- _SHORT TASK_:
Here are some records; return them all exactly.

***** MATERIAL TO PROCESS *****

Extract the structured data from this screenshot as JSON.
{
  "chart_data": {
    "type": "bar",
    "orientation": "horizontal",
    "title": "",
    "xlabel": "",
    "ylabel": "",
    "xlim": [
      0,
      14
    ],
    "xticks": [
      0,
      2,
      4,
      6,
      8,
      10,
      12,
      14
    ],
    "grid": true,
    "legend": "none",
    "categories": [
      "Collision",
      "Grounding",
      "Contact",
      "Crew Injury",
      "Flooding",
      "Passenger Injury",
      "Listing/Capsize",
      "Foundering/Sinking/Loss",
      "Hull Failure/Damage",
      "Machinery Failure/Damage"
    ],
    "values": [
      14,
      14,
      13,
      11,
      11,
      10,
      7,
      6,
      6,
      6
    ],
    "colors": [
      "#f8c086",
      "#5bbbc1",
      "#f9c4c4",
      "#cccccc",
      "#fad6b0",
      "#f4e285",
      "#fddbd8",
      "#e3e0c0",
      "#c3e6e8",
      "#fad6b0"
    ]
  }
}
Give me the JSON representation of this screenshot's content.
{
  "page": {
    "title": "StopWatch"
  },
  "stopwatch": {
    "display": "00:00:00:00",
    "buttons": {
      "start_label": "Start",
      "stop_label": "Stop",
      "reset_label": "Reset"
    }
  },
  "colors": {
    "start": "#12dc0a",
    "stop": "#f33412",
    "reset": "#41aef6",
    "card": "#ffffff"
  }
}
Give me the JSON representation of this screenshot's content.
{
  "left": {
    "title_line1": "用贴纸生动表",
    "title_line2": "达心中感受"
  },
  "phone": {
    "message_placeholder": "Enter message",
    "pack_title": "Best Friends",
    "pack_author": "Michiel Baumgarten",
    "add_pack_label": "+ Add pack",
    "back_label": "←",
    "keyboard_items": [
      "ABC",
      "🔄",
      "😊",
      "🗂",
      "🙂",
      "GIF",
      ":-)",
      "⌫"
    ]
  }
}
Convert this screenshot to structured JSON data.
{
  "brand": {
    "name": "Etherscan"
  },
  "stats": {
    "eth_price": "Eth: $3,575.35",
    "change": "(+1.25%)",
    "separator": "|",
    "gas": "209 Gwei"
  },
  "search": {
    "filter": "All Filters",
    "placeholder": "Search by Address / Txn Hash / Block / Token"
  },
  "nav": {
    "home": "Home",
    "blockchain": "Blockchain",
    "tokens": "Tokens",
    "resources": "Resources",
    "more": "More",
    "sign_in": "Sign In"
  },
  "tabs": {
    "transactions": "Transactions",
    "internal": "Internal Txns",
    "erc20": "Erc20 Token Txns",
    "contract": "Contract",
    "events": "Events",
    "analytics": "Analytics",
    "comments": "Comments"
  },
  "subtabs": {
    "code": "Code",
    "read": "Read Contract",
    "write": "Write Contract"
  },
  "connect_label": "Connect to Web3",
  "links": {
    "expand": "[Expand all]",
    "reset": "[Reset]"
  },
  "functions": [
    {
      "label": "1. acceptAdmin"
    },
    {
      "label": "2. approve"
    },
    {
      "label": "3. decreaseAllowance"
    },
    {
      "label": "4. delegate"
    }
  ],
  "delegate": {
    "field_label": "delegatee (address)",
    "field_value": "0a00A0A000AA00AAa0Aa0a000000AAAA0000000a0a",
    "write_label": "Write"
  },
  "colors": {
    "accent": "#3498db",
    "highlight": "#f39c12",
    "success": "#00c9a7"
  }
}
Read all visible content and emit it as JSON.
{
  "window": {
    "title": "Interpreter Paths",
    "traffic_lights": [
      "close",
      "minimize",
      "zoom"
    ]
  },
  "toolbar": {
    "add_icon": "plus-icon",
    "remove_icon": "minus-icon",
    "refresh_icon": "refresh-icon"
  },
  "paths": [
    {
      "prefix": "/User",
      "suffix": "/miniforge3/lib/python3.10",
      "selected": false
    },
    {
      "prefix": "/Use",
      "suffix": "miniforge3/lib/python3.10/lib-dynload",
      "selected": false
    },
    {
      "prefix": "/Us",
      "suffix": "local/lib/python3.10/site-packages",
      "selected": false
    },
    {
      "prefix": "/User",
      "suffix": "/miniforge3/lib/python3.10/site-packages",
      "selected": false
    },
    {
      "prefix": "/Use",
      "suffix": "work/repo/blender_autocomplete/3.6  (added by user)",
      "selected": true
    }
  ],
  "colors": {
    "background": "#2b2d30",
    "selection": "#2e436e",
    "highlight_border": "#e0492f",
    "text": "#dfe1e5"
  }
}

*****

- _ANSWER TO THIS EXERCISE_:
Extract the structured data from this screenshot as JSON.
{
  "chart_data": {
    "type": "bar",
    "orientation": "horizontal",
    "title": "",
    "xlabel": "",
    "ylabel": "",
    "xlim": [
      0,
      14
    ],
    "xticks": [
      0,
      2,
      4,
      6,
      8,
      10,
      12,
      14
    ],
    "grid": true,
    "legend": "none",
    "categories": [
      "Collision",
      "Grounding",
      "Contact",
      "Crew Injury",
      "Flooding",
      "Passenger Injury",
      "Listing/Capsize",
      "Foundering/Sinking/Loss",
      "Hull Failure/Damage",
      "Machinery Failure/Damage"
    ],
    "values": [
      14,
      14,
      13,
      11,
      11,
      10,
      7,
      6,
      6,
      6
    ],
    "colors": [
      "#f8c086",
      "#5bbbc1",
      "#f9c4c4",
      "#cccccc",
      "#fad6b0",
      "#f4e285",
      "#fddbd8",
      "#e3e0c0",
      "#c3e6e8",
      "#fad6b0"
    ]
  }
}
Give me the JSON representation of this screenshot's content.
{
  "page": {
    "title": "StopWatch"
  },
  "stopwatch": {
    "display": "00:00:00:00",
    "buttons": {
      "start_label": "Start",
      "stop_label": "Stop",
      "reset_label": "Reset"
    }
  },
  "colors": {
    "start": "#12dc0a",
    "stop": "#f33412",
    "reset": "#41aef6",
    "card": "#ffffff"
  }
}
Give me the JSON representation of this screenshot's content.
{
  "left": {
    "title_line1": "用贴纸生动表",
    "title_line2": "达心中感受"
  },
  "phone": {
    "message_placeholder": "Enter message",
    "pack_title": "Best Friends",
    "pack_author": "Michiel Baumgarten",
    "add_pack_label": "+ Add pack",
    "back_label": "←",
    "keyboard_items": [
      "ABC",
      "🔄",
      "😊",
      "🗂",
      "🙂",
      "GIF",
      ":-)",
      "⌫"
    ]
  }
}
Convert this screenshot to structured JSON data.
{
  "brand": {
    "name": "Etherscan"
  },
  "stats": {
    "eth_price": "Eth: $3,575.35",
    "change": "(+1.25%)",
    "separator": "|",
    "gas": "209 Gwei"
  },
  "search": {
    "filter": "All Filters",
    "placeholder": "Search by Address / Txn Hash / Block / Token"
  },
  "nav": {
    "home": "Home",
    "blockchain": "Blockchain",
    "tokens": "Tokens",
    "resources": "Resources",
    "more": "More",
    "sign_in": "Sign In"
  },
  "tabs": {
    "transactions": "Transactions",
    "internal": "Internal Txns",
    "erc20": "Erc20 Token Txns",
    "contract": "Contract",
    "events": "Events",
    "analytics": "Analytics",
    "comments": "Comments"
  },
  "subtabs": {
    "code": "Code",
    "read": "Read Contract",
    "write": "Write Contract"
  },
  "connect_label": "Connect to Web3",
  "links": {
    "expand": "[Expand all]",
    "reset": "[Reset]"
  },
  "functions": [
    {
      "label": "1. acceptAdmin"
    },
    {
      "label": "2. approve"
    },
    {
      "label": "3. decreaseAllowance"
    },
    {
      "label": "4. delegate"
    }
  ],
  "delegate": {
    "field_label": "delegatee (address)",
    "field_value": "0a00A0A000AA00AAa0Aa0a000000AAAA0000000a0a",
    "write_label": "Write"
  },
  "colors": {
    "accent": "#3498db",
    "highlight": "#f39c12",
    "success": "#00c9a7"
  }
}
Read all visible content and emit it as JSON.
{
  "window": {
    "title": "Interpreter Paths",
    "traffic_lights": [
      "close",
      "minimize",
      "zoom"
    ]
  },
  "toolbar": {
    "add_icon": "plus-icon",
    "remove_icon": "minus-icon",
    "refresh_icon": "refresh-icon"
  },
  "paths": [
    {
      "prefix": "/User",
      "suffix": "/miniforge3/lib/python3.10",
      "selected": false
    },
    {
      "prefix": "/Use",
      "suffix": "miniforge3/lib/python3.10/lib-dynload",
      "selected": false
    },
    {
      "prefix": "/Us",
      "suffix": "local/lib/python3.10/site-packages",
      "selected": false
    },
    {
      "prefix": "/User",
      "suffix": "/miniforge3/lib/python3.10/site-packages",
      "selected": false
    },
    {
      "prefix": "/Use",
      "suffix": "work/repo/blender_autocomplete/3.6  (added by user)",
      "selected": true
    }
  ],
  "colors": {
    "background": "#2b2d30",
    "selection": "#2e436e",
    "highlight_border": "#e0492f",
    "text": "#dfe1e5"
  }
}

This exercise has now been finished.